-- Document extract --
Schizophrenia: The power of self-empathy

by Blake Hayner

I have lived the illness of schizophrenia for 50 years. As a result, I’ve had to live with countless visual and auditory hallucinations, which have plagued my existence on this Earth. My body and mind has had to experience many physical and mental breakdowns caused by the effects of my illness.

I have attempted suicide as many times as I have fingers and toes. I have abused my body using sharp objects, electrodes and lit cigarettes to numb the emotional turmoil that I’ve lived with daily. My body is scarred and abused from emotional outbursts that have strangled my feelings and blackened my moods. I have lived in searing fear, anger, and shame from my behaviors, which are seemingly uncontrollable and overwhelming to the point of exhaustion and blinding frustration.

In my childhood, my parents misunderstood my behaviors as something which was simply a childhood phase that I would outgrow, given time and the passing of puberty. I was given countless psychological evaluations in my elementary and high school years. My parents dealt with these studies as they dealt with my drinking, with absolute denial.

I live in moments of absolute clarity and extreme calamity all bunched up into a single event.

A typical episode is a successive flash of images accompanied by violent emotions. For example: I could be watching a movie and see a person being arrested by the police. To anyone else, this situation would simply be seen as nothing more than a fictional story. However, in my mind, I would see myself being wrongly accused of a crime, beaten by the police with their sticks, pistol whipped, handcuffed, beaten some more, thrown into a cell, tortured by the jail guards, and then left in a bloody heap on the floor to die alone.  All of this would be accompanied by fits of anger, rage, shame, guilt, remorse, and sadness.

Then to finish off the scenario in my mind, I would have another flash of successive visions with me sitting on top of a building with an automatic machine gun killing every cop in my sights, a vision accompanied by the emotions of, joy, elation, contentment, and serenity for the revenge I had just taken.

While the actual event inside my mind happens in just a few seconds, my reactions sometimes will last for days or weeks with nothing but rage-filled thoughts of revenge against a hallucination of jumbled images and feelings.

-- Assigned task 1 --
In the essay on schizophrenia, how many years has the writer lived with the illness?
-- Assigned task 2 --
Continue the essay on schizophrenia from its last paragraph.

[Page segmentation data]
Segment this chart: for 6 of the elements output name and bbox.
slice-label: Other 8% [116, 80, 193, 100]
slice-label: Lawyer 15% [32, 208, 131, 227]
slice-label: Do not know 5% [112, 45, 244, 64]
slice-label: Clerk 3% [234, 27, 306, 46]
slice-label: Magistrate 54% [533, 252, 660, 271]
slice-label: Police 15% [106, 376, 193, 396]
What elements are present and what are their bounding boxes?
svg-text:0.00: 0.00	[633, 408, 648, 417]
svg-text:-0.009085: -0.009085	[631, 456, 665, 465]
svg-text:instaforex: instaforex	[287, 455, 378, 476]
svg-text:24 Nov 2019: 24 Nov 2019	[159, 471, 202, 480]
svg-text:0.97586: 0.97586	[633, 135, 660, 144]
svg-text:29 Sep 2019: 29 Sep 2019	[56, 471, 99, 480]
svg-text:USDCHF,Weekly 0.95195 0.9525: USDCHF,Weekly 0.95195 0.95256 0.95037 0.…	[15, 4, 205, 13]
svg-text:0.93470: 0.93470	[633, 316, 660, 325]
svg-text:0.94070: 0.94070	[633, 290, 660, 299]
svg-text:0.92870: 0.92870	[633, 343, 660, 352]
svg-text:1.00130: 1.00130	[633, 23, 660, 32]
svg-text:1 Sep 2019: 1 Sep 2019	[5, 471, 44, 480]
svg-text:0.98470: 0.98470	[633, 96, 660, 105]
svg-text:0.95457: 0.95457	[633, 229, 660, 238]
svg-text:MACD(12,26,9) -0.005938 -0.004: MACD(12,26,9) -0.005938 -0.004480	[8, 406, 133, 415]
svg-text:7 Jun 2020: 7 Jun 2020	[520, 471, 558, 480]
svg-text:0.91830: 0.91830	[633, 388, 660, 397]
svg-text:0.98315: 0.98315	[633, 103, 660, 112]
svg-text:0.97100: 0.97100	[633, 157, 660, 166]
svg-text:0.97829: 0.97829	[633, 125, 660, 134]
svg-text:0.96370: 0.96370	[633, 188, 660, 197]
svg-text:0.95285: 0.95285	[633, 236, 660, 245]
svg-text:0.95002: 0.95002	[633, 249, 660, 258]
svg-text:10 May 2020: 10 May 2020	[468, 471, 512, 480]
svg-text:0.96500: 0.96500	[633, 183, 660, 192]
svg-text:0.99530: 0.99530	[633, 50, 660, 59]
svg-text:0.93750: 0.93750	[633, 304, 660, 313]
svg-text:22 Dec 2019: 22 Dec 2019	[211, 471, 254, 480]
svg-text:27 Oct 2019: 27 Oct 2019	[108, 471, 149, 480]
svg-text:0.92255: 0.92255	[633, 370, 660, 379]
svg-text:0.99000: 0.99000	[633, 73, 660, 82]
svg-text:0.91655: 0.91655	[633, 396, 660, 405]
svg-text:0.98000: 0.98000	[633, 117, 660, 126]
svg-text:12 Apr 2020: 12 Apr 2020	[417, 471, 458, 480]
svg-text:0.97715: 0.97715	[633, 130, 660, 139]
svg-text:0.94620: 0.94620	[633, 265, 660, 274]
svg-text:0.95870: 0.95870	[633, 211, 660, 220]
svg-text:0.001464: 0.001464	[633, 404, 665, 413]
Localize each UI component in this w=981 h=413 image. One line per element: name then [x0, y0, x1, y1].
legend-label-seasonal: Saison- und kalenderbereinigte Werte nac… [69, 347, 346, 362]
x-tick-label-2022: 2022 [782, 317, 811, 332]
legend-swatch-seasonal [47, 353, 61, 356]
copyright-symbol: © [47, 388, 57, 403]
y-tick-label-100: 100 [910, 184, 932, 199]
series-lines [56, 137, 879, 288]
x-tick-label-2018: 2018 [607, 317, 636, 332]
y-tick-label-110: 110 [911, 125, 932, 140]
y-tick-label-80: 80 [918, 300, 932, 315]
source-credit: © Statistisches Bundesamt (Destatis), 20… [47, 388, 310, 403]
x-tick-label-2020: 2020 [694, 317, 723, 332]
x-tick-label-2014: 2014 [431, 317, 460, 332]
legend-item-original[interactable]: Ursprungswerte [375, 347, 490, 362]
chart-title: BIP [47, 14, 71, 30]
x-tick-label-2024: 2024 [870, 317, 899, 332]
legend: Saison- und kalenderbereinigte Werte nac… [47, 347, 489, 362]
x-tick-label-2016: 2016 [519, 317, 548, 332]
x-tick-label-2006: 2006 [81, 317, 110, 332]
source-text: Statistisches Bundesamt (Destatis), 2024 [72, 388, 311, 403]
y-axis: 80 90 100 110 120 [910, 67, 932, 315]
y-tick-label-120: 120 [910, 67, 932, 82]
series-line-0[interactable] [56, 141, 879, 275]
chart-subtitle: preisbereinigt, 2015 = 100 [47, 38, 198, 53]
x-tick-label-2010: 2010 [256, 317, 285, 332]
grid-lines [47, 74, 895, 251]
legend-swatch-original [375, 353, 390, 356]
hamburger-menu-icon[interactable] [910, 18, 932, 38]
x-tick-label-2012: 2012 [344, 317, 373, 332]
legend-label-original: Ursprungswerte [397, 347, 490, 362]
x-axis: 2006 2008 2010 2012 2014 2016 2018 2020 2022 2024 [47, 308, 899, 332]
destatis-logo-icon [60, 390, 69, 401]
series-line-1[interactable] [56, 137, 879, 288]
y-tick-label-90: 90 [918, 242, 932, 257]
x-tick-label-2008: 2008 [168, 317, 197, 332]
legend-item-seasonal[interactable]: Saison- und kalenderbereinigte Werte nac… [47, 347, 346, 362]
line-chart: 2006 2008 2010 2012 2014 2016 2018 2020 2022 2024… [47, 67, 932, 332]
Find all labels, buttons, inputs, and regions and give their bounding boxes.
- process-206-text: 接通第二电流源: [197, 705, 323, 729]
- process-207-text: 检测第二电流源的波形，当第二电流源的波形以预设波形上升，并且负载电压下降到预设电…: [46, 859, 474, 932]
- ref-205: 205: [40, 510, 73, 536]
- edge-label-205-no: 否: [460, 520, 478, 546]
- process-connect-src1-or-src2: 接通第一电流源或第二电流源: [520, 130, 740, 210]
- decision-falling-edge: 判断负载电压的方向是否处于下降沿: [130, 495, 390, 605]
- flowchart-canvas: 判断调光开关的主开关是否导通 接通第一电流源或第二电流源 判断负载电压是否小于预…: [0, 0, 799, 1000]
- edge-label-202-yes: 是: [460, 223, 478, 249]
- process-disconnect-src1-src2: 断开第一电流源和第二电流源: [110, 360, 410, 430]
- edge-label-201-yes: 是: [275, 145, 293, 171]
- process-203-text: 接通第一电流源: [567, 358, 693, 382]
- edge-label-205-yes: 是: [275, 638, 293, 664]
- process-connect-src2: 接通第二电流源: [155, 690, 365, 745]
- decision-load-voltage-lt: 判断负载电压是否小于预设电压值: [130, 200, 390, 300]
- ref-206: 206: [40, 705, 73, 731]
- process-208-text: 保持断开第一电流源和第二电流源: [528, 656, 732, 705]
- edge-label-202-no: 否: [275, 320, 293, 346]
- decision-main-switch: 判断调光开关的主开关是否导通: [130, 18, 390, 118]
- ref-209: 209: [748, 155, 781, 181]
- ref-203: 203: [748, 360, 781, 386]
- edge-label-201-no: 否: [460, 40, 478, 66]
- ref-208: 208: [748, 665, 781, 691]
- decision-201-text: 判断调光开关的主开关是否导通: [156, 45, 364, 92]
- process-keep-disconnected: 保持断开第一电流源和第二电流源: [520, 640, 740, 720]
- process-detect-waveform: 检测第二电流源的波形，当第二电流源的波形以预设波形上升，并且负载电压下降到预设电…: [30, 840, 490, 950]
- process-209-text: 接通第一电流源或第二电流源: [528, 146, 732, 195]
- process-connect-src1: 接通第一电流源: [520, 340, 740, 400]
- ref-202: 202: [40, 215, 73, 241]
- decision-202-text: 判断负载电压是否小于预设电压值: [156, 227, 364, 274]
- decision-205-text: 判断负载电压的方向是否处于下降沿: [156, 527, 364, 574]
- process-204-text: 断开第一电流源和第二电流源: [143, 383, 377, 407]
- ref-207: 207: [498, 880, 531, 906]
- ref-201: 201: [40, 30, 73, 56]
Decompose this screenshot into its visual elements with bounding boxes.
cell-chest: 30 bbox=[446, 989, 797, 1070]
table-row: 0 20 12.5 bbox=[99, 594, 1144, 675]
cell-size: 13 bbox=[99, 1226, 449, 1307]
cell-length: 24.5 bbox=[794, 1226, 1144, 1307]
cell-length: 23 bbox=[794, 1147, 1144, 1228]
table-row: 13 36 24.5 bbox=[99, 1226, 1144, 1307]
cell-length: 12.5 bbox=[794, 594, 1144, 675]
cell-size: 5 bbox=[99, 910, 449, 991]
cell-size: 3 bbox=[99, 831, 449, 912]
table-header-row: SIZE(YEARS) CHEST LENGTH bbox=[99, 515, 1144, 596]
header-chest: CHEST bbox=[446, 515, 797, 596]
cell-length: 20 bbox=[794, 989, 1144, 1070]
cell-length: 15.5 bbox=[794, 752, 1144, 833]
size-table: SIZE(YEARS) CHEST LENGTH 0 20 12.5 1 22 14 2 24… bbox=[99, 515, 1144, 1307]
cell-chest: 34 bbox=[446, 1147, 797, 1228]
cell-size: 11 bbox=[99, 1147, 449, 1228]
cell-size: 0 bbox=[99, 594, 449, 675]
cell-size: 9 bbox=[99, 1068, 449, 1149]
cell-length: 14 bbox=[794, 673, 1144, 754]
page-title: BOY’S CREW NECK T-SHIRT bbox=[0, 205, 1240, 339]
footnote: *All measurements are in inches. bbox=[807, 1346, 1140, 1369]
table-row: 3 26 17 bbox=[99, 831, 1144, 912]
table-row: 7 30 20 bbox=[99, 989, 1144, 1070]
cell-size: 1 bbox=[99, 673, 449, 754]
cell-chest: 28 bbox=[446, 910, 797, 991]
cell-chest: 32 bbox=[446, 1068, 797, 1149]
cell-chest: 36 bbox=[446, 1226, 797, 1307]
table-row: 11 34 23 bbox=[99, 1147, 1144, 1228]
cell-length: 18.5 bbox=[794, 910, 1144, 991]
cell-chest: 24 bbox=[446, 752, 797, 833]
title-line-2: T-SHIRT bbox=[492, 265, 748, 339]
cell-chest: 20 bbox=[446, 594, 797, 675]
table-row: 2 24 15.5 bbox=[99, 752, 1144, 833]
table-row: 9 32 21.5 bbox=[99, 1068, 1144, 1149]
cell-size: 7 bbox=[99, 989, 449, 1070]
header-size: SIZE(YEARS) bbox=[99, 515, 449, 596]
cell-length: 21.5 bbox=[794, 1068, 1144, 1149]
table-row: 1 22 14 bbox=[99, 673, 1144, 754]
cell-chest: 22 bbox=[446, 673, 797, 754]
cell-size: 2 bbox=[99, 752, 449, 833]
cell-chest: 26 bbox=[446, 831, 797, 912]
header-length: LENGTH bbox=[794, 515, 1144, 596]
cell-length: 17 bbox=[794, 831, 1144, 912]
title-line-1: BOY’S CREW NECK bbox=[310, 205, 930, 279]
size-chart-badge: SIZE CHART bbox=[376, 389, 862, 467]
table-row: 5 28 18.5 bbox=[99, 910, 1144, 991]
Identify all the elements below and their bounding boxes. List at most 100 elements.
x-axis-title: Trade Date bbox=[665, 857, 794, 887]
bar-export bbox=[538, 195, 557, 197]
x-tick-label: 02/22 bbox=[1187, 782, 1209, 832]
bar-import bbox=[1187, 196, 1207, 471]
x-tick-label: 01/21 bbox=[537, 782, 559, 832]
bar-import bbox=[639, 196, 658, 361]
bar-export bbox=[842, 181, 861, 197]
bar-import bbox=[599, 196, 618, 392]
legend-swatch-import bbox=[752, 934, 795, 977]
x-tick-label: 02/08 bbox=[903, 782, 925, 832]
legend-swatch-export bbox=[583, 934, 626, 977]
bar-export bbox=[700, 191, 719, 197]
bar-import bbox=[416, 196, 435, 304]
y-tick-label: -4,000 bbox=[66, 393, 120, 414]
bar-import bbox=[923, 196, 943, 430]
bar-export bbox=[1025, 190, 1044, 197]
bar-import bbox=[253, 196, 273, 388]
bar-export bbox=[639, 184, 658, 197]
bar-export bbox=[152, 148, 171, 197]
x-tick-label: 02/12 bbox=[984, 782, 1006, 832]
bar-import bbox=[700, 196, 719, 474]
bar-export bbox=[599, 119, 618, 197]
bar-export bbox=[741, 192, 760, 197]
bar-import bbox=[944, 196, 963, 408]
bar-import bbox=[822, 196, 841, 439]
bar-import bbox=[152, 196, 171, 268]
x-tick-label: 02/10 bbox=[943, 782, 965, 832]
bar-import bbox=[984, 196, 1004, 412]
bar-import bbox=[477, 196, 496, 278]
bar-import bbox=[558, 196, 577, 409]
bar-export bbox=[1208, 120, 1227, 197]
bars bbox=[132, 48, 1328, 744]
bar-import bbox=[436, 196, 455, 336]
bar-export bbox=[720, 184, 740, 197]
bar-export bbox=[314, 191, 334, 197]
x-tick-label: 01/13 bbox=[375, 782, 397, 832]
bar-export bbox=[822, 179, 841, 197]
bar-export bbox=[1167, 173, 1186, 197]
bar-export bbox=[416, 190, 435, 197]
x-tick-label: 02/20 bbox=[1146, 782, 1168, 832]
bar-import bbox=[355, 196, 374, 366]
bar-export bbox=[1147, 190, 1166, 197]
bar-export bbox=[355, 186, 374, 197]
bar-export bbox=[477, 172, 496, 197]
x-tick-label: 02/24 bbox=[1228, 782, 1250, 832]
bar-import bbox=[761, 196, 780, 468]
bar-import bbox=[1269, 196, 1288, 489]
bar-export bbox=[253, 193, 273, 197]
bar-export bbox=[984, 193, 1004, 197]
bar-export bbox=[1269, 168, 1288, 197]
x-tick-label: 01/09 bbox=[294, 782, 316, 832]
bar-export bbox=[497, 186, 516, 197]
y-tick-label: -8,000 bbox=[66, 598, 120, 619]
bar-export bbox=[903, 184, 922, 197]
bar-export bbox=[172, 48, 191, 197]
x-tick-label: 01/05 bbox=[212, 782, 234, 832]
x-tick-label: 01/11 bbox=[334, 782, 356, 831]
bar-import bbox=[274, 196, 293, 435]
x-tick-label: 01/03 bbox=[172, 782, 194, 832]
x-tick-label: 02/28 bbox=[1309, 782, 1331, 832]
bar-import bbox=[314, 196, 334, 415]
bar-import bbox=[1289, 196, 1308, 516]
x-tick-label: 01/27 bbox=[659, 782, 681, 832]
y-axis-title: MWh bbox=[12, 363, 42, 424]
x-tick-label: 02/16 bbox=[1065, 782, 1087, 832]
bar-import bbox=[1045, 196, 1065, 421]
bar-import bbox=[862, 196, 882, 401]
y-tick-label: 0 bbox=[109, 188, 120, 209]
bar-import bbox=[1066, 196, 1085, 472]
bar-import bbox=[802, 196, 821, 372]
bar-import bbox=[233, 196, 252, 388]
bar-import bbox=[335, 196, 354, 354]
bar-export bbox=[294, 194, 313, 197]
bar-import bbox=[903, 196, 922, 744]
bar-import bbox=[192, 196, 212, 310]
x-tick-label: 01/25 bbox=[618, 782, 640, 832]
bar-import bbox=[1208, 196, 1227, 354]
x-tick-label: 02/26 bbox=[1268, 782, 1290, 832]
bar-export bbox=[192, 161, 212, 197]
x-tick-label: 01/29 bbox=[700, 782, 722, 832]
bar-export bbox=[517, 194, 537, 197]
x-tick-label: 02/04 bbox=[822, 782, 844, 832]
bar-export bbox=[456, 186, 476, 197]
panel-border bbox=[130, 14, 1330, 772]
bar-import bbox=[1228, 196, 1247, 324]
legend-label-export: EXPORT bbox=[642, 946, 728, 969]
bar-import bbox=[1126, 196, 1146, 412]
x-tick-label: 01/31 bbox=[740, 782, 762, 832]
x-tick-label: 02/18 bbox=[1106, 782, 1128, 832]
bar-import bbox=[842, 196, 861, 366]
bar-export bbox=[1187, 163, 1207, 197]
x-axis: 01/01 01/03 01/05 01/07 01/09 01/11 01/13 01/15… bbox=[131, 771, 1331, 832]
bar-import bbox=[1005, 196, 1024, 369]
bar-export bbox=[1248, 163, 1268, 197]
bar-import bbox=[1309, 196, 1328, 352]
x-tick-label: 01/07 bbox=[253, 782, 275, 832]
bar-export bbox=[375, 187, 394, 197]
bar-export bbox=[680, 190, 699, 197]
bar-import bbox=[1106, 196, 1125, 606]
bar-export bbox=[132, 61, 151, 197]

-- Task answer 1 --
50 years.

-- Task answer 2 --
Thankfully, I now am able to manage my behaviors using Marshall Rosenberg’s Nonviolent Communication strategy. Today when I have an outburst of emotion, I stop myself and apply self-empathy. I have trained myself to look at the emotion I am experiencing, break down that emotion to a basic feeling; and then discover my needs within the emotion.

Through self-empathy, I’ve also discovered my basic need to help others. Before I toss a disruptive word or statement at an unsuspecting person when I am speaking to them, I respond in a healthy way by writing down the statement that arises and reading that statement at the right moment rather than at the wrong one.

Thanks to Nonviolent Communication (NVC) and my men’s groups, I can break the chain. I break the bad links and repair them with healthy ones. I am connected in a deeper, more positive way with my family. I have a powerful tool with which to harness the effects of my schizophrenia.

I want to pass on a message to everyone that has emotional issues. Please try the strategy of self-empathy taught by Marshall Rosenberg. It has saved my life and my family from all the further hardship that they would have experienced through the effects of my mental illness. With the proper medication, therapy, and support groups – including NVC practice groups using compassionate communication techniques and language – my mental health has never been better.

_ Blake Hayner is a 50-year-old man living in Oak Park, Illinois, with his wife and companion of 17 years. He has lived with the condition of schizophrenia since
he was three years of age. He’s been blogging his life, living as a man with a mental illness, for the past five years on different web sites such as Schizophrenia Connection and Belief.net.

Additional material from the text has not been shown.